── RECORD LIST ──

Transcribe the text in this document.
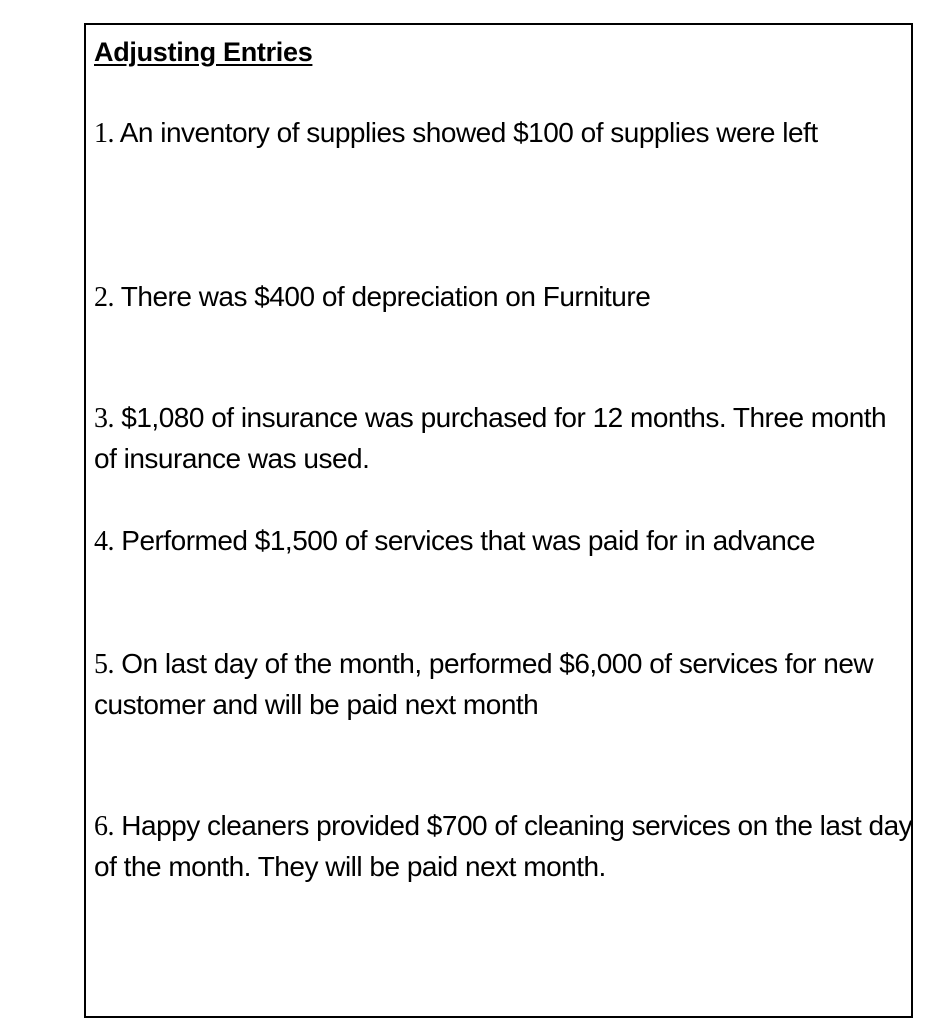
Adjusting Entries
1. An inventory of supplies showed $100 of supplies were left
2. There was $400 of depreciation on Furniture
3. $1,080 of insurance was purchased for 12 months. Three month of insurance was used.
4. Performed $1,500 of services that was paid for in advance
5. On last day of the month, performed $6,000 of services for new customer and will be paid next month
6. Happy cleaners provided $700 of cleaning services on the last day of the month. They will be paid next month.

───

• [WRITTEN EXERCISE]
Reply with one number only: the count of lines in the entries that contain "next".

• [EXERCISE RESULT]
2